YOUR TASK: Print the listing verbatim, starting at its first line and ending at the line that contains "credential-divider [1755, 675, 1756, 762]", with both of those lines included.
=======
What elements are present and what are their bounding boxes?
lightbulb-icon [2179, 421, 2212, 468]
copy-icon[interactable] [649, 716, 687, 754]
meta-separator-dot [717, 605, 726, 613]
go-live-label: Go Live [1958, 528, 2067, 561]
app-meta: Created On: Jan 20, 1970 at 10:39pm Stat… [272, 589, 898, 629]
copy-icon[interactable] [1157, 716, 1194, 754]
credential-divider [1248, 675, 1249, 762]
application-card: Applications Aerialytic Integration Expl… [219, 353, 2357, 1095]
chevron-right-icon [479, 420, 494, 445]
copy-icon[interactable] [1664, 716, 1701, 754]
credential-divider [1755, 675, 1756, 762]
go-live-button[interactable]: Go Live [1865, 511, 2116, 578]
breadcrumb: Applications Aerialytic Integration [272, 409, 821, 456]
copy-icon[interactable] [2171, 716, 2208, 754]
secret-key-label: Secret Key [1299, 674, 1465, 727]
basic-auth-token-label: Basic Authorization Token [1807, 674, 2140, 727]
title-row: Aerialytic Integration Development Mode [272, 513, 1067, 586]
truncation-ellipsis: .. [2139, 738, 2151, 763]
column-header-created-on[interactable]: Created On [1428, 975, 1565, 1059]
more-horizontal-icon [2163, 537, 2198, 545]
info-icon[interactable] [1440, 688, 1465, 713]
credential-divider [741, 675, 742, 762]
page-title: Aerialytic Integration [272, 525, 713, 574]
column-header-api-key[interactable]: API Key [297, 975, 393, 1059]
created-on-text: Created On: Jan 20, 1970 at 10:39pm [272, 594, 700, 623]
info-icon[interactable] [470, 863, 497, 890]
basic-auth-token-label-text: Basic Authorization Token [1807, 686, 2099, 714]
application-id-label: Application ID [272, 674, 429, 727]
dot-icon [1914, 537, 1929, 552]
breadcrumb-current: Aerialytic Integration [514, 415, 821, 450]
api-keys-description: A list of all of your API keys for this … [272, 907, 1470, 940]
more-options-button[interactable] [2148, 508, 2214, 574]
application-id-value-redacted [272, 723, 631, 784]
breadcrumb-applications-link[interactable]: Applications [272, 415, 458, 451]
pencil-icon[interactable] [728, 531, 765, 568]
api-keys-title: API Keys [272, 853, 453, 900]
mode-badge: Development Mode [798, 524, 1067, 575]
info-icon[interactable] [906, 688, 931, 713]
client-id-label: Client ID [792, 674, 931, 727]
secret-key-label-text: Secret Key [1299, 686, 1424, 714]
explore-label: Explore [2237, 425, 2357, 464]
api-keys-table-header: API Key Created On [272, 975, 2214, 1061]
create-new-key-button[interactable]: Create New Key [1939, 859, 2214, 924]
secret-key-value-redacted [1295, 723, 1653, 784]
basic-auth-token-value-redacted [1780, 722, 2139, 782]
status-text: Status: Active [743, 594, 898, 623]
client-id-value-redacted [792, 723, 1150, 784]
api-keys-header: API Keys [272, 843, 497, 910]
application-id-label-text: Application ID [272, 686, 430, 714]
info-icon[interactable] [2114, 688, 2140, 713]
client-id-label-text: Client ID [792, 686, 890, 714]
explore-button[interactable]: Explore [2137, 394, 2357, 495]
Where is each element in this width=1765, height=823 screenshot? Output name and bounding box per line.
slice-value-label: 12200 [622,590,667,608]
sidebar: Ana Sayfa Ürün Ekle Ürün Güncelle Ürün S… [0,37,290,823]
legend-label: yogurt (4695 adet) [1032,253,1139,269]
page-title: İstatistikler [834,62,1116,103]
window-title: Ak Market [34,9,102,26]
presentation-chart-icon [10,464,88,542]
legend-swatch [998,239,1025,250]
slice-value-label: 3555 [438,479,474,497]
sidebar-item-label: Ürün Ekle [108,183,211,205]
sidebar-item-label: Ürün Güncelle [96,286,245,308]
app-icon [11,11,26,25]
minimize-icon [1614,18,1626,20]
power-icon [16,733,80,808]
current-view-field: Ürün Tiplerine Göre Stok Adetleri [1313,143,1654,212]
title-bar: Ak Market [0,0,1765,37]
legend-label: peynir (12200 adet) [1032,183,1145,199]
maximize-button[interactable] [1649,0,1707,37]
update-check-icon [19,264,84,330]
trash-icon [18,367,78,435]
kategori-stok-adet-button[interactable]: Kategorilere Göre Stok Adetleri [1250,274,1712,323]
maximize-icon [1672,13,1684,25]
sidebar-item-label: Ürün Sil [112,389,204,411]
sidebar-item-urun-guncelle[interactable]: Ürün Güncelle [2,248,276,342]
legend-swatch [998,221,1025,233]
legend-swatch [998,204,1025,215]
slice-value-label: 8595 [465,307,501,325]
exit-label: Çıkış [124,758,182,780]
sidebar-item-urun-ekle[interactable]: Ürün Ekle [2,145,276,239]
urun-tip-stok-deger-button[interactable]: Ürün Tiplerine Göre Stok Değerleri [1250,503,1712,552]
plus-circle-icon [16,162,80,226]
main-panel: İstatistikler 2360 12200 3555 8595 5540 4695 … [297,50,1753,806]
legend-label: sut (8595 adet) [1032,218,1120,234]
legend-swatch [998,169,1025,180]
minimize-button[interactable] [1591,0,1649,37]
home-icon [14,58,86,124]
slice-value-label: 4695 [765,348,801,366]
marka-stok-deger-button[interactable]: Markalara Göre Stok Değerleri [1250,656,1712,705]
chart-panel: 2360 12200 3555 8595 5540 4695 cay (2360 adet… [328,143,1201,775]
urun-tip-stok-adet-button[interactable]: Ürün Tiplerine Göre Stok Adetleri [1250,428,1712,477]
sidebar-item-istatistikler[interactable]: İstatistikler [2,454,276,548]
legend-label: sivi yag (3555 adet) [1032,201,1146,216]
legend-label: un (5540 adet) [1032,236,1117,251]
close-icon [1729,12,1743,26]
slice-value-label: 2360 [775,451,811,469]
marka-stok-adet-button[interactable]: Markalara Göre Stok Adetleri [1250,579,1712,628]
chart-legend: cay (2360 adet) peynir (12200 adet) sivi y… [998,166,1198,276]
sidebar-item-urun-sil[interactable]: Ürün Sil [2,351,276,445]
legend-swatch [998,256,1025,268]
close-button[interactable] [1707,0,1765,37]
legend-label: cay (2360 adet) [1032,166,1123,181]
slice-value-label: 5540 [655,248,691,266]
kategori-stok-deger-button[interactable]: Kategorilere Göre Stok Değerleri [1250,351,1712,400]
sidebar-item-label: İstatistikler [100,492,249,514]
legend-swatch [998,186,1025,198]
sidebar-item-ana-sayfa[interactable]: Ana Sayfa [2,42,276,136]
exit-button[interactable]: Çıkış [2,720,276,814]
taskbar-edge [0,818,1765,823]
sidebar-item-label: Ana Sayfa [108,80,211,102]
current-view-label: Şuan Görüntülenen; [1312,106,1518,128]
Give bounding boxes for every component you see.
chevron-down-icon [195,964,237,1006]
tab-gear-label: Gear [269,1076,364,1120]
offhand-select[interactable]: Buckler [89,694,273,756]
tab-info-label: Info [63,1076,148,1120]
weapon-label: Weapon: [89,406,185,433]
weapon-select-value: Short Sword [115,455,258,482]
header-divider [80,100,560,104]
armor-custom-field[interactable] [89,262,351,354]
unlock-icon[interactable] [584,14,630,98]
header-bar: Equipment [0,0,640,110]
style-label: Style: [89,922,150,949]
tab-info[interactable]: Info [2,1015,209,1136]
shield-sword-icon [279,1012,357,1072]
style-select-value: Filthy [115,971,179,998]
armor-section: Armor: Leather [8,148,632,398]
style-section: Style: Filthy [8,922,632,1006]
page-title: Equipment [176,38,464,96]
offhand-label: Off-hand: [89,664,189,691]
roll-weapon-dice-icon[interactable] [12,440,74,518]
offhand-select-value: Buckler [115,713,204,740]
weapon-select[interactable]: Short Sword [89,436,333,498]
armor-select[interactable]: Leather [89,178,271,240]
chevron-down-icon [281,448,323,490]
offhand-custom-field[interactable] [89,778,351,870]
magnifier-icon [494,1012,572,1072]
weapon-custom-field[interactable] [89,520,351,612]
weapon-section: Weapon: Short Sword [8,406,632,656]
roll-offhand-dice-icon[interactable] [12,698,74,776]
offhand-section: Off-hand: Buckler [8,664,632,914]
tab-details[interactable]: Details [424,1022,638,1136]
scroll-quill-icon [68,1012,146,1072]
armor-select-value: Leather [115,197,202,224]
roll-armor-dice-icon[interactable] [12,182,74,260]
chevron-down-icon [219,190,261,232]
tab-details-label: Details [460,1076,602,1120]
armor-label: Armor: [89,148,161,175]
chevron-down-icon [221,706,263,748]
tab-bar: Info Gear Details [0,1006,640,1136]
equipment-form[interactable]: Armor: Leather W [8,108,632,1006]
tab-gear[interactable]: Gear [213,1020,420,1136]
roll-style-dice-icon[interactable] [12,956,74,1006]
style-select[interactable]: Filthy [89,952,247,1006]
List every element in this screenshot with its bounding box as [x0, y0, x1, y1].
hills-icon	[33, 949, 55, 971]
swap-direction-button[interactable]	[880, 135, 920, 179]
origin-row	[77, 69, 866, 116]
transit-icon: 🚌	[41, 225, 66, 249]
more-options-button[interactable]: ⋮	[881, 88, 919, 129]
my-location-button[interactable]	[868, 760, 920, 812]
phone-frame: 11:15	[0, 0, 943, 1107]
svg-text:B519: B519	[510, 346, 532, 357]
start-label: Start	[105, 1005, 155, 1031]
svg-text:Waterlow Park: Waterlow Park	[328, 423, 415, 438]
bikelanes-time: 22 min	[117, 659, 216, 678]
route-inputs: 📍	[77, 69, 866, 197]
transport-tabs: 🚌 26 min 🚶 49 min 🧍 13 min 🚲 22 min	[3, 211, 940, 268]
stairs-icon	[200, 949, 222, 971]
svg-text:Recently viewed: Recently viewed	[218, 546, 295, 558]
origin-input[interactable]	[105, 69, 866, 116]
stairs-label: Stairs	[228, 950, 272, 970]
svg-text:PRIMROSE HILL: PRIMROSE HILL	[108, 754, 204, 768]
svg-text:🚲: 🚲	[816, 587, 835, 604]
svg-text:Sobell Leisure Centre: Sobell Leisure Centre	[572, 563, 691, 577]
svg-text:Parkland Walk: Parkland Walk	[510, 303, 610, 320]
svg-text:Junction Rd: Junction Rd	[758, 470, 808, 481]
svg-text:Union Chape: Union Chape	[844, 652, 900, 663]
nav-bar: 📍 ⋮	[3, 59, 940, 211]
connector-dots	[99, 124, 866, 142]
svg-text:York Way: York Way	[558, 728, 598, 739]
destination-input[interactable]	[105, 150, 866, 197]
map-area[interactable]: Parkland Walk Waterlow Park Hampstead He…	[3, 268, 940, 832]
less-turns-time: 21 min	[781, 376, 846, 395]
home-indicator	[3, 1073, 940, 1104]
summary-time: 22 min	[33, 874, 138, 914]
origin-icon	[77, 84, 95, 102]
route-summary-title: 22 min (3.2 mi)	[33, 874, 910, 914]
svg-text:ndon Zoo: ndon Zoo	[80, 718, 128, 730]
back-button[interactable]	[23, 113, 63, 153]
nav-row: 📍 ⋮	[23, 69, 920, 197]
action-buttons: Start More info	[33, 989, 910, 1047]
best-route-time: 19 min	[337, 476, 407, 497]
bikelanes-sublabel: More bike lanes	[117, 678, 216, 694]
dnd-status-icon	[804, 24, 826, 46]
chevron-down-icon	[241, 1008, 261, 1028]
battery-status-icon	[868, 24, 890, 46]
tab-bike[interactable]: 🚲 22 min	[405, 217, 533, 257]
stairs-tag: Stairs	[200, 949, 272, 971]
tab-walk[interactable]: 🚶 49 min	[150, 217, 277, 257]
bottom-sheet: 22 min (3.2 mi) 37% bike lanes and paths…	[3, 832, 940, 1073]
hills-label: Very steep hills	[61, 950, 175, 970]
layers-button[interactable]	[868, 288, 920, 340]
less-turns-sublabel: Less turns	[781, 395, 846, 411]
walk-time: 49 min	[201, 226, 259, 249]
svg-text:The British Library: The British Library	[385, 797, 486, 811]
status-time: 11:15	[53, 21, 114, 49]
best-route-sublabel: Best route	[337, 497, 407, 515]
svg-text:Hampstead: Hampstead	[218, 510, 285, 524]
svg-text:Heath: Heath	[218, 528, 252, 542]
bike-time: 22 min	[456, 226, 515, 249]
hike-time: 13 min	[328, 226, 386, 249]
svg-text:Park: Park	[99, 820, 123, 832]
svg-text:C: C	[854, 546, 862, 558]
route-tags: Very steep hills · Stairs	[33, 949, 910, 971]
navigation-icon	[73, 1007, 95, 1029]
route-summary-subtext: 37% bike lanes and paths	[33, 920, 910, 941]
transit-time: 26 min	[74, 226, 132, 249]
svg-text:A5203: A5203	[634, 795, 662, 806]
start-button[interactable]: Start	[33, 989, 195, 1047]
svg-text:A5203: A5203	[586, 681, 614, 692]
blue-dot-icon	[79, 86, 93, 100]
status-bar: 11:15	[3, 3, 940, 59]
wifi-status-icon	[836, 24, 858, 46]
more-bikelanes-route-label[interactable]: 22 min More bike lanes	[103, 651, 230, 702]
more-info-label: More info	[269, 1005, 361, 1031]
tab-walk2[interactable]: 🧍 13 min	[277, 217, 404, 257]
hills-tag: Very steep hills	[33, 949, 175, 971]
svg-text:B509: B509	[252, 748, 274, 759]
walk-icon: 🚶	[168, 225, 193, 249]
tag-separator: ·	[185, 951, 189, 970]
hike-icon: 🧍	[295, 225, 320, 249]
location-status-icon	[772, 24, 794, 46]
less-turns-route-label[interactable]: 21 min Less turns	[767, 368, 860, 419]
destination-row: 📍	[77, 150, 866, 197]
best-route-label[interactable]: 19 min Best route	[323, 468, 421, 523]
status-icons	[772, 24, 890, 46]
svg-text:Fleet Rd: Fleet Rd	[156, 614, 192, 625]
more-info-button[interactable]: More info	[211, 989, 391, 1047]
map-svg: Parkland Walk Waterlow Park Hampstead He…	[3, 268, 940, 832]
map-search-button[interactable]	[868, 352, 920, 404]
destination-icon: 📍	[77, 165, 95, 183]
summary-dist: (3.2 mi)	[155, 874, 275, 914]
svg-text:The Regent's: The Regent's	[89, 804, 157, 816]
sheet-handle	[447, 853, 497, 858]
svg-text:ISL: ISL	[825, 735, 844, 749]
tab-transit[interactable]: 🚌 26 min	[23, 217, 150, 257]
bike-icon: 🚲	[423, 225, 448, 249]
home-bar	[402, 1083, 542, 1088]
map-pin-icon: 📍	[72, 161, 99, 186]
=======
PROBLEM SOLUTION:
What elements are present and what are their bounding boxes?
lightbulb-icon [2179, 421, 2212, 468]
copy-icon[interactable] [649, 716, 687, 754]
meta-separator-dot [717, 605, 726, 613]
go-live-label: Go Live [1958, 528, 2067, 561]
app-meta: Created On: Jan 20, 1970 at 10:39pm Stat… [272, 589, 898, 629]
copy-icon[interactable] [1157, 716, 1194, 754]
credential-divider [1248, 675, 1249, 762]
application-card: Applications Aerialytic Integration Expl… [219, 353, 2357, 1095]
chevron-right-icon [479, 420, 494, 445]
copy-icon[interactable] [1664, 716, 1701, 754]
credential-divider [1755, 675, 1756, 762]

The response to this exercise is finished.